Instructions for the task
In the text on Florida Medicaid reform below, what share of the surveyed physicians said the reform pilot had made Medicaid better?

Text excerpt
══════════════════════════════
The Florida Legislature's planned conversion of Medicaid into private managed-care plans has the backing of the for-profit HMO industry. If the CMS agrees, the plan is to expand statewide the Medicaid Reform managed-care pilot project that since 2006 has been tested in Broward County and several other counties.

In Broward, I watched as private HMO plans in the pilot program denied necessary medications for patients, chased good doctors out of Medicaid and pocketed the money they got from the state. Two years into the pilot, an independent study of the program by Georgetown University found that patient access to health care was getting worse. Only 8 percent of the physicians surveyed said the reform pilot had made Medicaid better. About two-thirds of physicians surveyed said the Medicaid Reform plans "prevented a patient from obtaining needed drugs."

Doctors and hospitals suffered too. The statewide Florida Council for Behavioral Healthcare reported that providers they surveyed had lost as much as 50 percent of their Medicaid revenues in Medicaid Reform counties, largely due to service limits and the private plans' failure to pay claims. "The current Medicaid Reform model is not working," the council stated. Also, the Pacific Health Policy Group, in a report to the Legislature last year, concluded that such traditional managed-care models "do not work for persons with severe mental illness or for those with other long-term chronic conditions" due to their greater health-care needs. The Florida Medical Association also opposes the expansion.

I picked up a major newspaper recently and found out that these same legislators in our "broke" state just choked off significant revenue by cutting property taxes paid by major corporations by about 30 percent. Bell South, Universal Studios, Hilton and Marriott each will pay the state hundreds of thousands of dollars less in taxes this year. They are major campaign contributors.

The push to force for-profit managed-care on Medicaid patients is not about balancing the state budget. It's about rewarding private health insurers that play the high-stakes game in the state capital, whether or not it cheapens an essential service for 3 million children and poor people who are unable to contribute to election campaigns — and who have nowhere else to turn for medical care except to Medicaid. The CMS has an obligation to speak for the voiceless, the poor and the disabled of Florida. It can do this by denying the waiver that would foist managed care on them.
══════════════════════════════
Provided data
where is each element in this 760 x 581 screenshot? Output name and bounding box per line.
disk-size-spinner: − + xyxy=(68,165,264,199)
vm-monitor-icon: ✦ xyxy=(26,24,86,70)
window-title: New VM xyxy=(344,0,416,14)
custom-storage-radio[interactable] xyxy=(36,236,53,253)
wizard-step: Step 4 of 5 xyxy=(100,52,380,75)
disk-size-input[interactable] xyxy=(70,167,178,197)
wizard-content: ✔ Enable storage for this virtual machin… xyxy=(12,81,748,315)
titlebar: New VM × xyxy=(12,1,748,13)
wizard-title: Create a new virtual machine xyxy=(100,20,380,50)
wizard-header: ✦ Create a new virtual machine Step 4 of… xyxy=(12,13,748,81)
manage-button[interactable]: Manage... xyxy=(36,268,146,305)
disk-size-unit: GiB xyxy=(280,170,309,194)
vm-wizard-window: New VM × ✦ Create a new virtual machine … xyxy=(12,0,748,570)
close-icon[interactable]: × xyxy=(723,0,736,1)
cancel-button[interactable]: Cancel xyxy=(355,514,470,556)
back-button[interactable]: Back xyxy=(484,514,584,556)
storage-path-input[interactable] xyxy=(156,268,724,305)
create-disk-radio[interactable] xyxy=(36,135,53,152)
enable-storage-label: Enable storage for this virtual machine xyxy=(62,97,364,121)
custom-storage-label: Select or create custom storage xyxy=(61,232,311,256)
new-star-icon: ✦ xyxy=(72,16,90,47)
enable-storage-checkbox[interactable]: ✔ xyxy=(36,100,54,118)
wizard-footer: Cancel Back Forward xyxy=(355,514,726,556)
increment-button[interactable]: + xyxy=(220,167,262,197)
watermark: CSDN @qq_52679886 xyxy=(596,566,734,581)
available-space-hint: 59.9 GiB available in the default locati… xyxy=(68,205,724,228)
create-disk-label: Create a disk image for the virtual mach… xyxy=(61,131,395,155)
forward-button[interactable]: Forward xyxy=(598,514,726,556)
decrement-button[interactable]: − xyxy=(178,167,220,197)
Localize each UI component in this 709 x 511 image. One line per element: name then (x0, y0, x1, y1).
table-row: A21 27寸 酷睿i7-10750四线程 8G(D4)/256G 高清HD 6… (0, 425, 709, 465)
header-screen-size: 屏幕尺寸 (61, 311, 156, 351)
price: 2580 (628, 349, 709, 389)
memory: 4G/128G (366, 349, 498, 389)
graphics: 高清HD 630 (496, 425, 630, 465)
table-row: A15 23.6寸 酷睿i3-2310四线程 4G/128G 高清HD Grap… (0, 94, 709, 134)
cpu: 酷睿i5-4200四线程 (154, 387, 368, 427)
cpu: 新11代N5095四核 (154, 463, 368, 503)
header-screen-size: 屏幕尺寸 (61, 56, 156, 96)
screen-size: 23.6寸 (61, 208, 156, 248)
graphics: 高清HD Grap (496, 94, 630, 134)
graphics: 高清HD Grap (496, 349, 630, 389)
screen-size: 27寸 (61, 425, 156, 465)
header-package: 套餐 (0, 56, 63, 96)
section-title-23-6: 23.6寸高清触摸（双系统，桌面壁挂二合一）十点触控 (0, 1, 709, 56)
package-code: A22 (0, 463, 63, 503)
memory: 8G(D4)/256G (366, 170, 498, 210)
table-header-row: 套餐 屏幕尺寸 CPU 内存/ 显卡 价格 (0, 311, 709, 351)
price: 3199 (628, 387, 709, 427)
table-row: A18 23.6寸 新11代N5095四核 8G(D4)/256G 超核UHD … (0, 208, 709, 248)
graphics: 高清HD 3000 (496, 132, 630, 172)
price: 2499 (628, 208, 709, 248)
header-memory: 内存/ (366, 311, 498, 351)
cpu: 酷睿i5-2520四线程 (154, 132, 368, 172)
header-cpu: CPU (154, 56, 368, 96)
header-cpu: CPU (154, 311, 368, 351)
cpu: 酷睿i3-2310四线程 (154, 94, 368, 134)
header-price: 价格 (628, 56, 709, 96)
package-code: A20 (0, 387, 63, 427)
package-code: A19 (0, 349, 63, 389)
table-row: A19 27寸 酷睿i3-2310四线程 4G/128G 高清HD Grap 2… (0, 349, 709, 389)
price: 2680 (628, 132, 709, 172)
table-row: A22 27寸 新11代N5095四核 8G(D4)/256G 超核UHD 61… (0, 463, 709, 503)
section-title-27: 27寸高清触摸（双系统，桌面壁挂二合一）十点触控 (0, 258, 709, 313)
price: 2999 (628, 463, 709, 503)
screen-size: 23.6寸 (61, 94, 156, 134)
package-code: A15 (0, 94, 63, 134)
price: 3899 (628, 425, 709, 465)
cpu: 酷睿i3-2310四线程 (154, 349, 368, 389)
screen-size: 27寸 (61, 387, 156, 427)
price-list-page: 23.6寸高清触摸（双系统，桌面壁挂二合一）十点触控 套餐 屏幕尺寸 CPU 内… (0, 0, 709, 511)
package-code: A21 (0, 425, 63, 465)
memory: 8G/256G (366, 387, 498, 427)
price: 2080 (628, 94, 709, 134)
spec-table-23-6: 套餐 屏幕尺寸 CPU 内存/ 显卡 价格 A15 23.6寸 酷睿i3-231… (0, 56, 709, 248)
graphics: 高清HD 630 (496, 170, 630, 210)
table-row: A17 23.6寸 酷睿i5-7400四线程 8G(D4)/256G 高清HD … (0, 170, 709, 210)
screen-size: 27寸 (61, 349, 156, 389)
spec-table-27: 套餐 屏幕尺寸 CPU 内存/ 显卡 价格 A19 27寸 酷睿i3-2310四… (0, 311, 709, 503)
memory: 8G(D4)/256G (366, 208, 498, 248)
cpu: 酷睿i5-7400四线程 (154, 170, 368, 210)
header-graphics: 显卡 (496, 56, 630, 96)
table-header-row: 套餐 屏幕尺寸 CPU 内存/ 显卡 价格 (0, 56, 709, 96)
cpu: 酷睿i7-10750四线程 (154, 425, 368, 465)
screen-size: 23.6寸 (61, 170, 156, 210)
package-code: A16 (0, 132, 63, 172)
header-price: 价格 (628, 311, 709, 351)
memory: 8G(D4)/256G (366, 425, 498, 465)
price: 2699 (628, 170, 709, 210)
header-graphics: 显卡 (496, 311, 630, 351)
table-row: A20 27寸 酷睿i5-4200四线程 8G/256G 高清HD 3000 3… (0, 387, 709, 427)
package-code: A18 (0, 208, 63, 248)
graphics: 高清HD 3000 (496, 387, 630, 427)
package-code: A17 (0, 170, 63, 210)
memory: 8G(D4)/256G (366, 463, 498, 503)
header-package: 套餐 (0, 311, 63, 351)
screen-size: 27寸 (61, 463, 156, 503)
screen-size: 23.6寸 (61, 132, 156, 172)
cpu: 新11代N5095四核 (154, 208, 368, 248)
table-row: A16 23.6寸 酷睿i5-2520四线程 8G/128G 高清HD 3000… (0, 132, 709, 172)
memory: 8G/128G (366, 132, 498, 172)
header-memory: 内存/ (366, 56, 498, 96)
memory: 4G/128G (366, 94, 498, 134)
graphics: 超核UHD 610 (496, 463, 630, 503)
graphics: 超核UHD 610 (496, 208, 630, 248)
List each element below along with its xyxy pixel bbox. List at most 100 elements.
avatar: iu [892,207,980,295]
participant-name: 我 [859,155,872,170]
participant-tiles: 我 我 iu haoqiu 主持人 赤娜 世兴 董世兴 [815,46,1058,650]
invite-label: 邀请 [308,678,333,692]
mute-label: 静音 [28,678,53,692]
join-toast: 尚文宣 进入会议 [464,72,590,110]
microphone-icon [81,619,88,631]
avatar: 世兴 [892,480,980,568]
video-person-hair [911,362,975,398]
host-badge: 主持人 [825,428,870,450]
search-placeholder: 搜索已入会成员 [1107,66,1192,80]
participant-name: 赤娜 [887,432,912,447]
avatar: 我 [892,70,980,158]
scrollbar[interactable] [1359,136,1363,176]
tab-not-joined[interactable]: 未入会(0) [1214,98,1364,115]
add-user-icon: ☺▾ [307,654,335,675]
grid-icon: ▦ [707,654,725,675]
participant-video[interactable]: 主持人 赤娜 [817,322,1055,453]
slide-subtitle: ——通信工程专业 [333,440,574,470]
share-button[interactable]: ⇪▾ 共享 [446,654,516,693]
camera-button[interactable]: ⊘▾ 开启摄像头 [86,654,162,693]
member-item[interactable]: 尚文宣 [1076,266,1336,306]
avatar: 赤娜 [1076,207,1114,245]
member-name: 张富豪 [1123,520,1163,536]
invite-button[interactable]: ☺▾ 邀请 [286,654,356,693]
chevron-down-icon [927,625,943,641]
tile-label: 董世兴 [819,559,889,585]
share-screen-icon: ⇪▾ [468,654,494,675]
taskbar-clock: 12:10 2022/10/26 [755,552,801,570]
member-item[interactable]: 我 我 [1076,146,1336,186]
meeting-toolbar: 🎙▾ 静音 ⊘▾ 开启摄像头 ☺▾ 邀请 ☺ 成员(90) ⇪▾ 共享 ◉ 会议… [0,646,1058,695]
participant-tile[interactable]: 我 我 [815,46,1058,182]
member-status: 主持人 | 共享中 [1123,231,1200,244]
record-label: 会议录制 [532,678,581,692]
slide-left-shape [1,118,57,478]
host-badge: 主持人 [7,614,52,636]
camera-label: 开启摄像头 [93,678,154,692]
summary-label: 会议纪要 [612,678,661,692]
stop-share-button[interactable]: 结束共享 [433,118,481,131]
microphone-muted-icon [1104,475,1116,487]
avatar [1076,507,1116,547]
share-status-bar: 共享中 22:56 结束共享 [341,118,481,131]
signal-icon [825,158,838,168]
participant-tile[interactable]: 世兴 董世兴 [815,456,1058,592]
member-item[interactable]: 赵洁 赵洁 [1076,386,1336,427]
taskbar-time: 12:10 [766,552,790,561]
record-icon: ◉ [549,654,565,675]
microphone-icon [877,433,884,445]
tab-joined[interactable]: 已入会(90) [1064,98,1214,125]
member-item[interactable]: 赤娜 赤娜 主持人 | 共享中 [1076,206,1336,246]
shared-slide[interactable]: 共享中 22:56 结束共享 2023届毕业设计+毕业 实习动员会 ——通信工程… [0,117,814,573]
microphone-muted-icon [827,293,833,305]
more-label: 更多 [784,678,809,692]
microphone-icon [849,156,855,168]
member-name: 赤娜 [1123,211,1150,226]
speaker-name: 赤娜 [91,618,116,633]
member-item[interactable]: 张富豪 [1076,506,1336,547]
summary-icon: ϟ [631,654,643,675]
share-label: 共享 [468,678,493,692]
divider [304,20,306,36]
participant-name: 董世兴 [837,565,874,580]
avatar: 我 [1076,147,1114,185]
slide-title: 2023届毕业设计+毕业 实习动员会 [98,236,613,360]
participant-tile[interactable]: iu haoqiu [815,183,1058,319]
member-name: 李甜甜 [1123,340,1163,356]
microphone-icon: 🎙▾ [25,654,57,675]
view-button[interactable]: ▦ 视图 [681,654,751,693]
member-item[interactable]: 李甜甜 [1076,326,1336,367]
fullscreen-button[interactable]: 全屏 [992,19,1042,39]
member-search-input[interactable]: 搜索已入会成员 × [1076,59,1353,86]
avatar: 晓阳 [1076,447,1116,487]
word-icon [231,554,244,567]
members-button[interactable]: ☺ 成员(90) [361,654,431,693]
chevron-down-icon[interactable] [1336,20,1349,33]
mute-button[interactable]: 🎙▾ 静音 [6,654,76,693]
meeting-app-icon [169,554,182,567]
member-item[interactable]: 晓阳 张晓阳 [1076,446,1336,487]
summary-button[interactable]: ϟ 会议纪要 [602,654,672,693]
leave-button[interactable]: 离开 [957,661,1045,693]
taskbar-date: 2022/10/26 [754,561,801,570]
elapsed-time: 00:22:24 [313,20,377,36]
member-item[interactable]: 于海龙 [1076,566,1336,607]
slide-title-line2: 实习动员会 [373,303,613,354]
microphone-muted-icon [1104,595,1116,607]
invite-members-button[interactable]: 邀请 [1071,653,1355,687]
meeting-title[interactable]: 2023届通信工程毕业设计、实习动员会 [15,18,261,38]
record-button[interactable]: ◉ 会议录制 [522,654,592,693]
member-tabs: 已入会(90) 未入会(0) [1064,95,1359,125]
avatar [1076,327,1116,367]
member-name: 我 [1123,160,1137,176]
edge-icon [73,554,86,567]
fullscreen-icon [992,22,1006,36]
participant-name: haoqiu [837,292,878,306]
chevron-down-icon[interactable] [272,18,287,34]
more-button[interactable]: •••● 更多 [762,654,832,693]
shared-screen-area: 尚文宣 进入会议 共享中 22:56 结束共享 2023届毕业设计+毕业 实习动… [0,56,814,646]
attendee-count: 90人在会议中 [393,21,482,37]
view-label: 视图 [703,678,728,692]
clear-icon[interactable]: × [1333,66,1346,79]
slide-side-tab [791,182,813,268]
══════════════════════════════
Result
Only 8 percent.